═════ Data lines

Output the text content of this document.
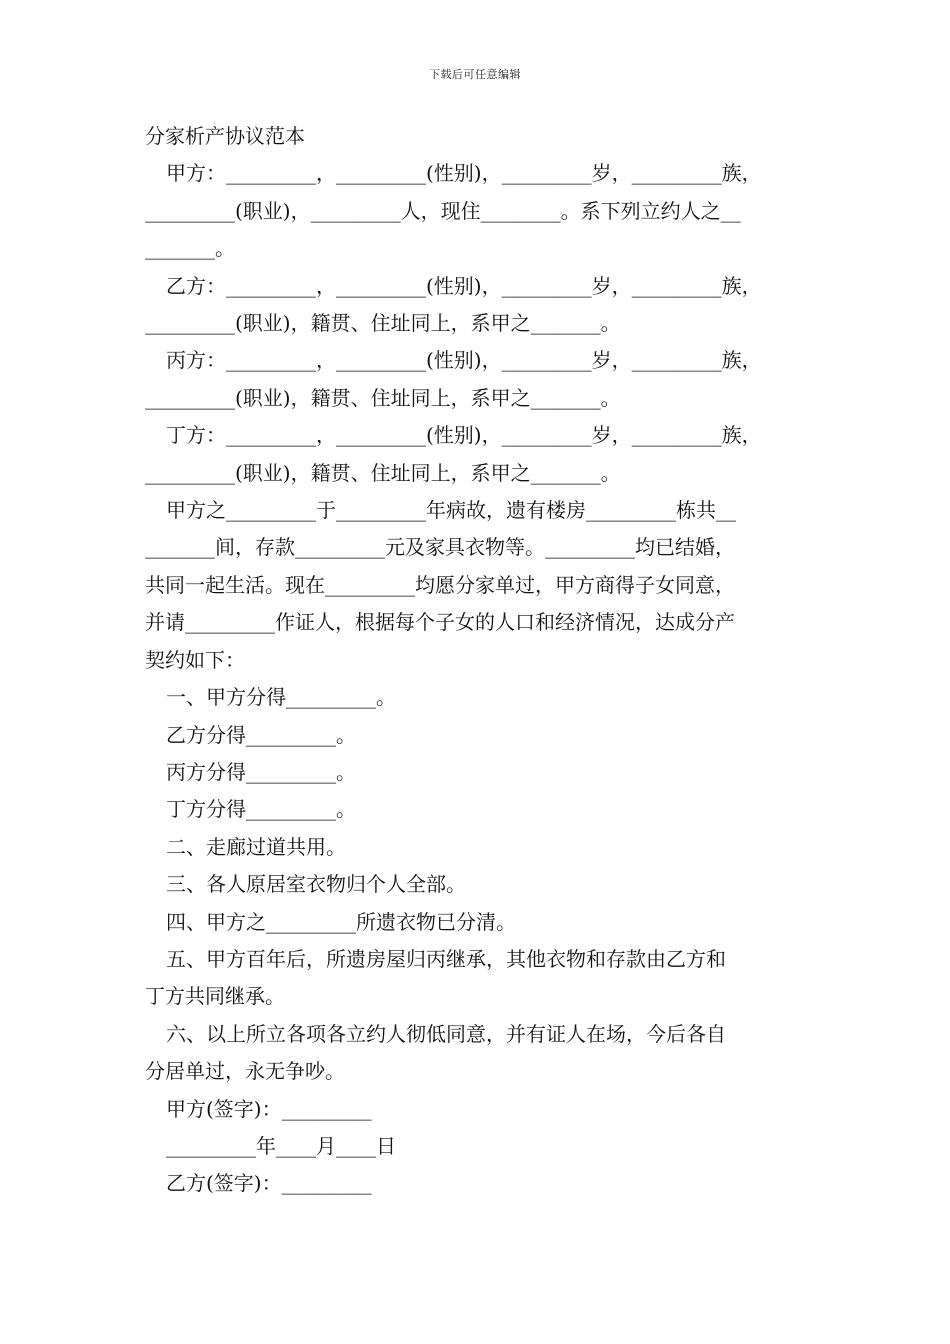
下载后可任意编辑

分家析产协议范本

甲方：_________，_________(性别)，_________岁，_________族，

_________(职业)，_________人，现住________。系下列立约人之__

_______。

乙方：_________，_________(性别)，_________岁，_________族，

_________(职业)，籍贯、住址同上，系甲之_______。

丙方：_________，_________(性别)，_________岁，_________族，

_________(职业)，籍贯、住址同上，系甲之_______。

丁方：_________，_________(性别)，_________岁，_________族，

_________(职业)，籍贯、住址同上，系甲之_______。

甲方之_________于_________年病故，遗有楼房_________栋共__

_______间，存款_________元及家具衣物等。_________均已结婚，

共同一起生活。现在_________均愿分家单过，甲方商得子女同意，

并请_________作证人，根据每个子女的人口和经济情况，达成分产

契约如下：

一、甲方分得_________。

乙方分得_________。

丙方分得_________。

丁方分得_________。

二、走廊过道共用。

三、各人原居室衣物归个人全部。

四、甲方之_________所遗衣物已分清。

五、甲方百年后，所遗房屋归丙继承，其他衣物和存款由乙方和

丁方共同继承。

六、以上所立各项各立约人彻低同意，并有证人在场，今后各自

分居单过，永无争吵。

甲方(签字)：_________

_________年____月____日

乙方(签字)：_________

══════════

Written exercise:
Repeat the material above verbatim, with no pictures in the output.

Expected output:
Output the text content of this document.
下载后可任意编辑

分家析产协议范本

甲方：_________，_________(性别)，_________岁，_________族，

_________(职业)，_________人，现住________。系下列立约人之__

_______。

乙方：_________，_________(性别)，_________岁，_________族，

_________(职业)，籍贯、住址同上，系甲之_______。

丙方：_________，_________(性别)，_________岁，_________族，

_________(职业)，籍贯、住址同上，系甲之_______。

丁方：_________，_________(性别)，_________岁，_________族，

_________(职业)，籍贯、住址同上，系甲之_______。

甲方之_________于_________年病故，遗有楼房_________栋共__

_______间，存款_________元及家具衣物等。_________均已结婚，

共同一起生活。现在_________均愿分家单过，甲方商得子女同意，

并请_________作证人，根据每个子女的人口和经济情况，达成分产

契约如下：

一、甲方分得_________。

乙方分得_________。

丙方分得_________。

丁方分得_________。

二、走廊过道共用。

三、各人原居室衣物归个人全部。

四、甲方之_________所遗衣物已分清。

五、甲方百年后，所遗房屋归丙继承，其他衣物和存款由乙方和

丁方共同继承。

六、以上所立各项各立约人彻低同意，并有证人在场，今后各自

分居单过，永无争吵。

甲方(签字)：_________

_________年____月____日

乙方(签字)：_________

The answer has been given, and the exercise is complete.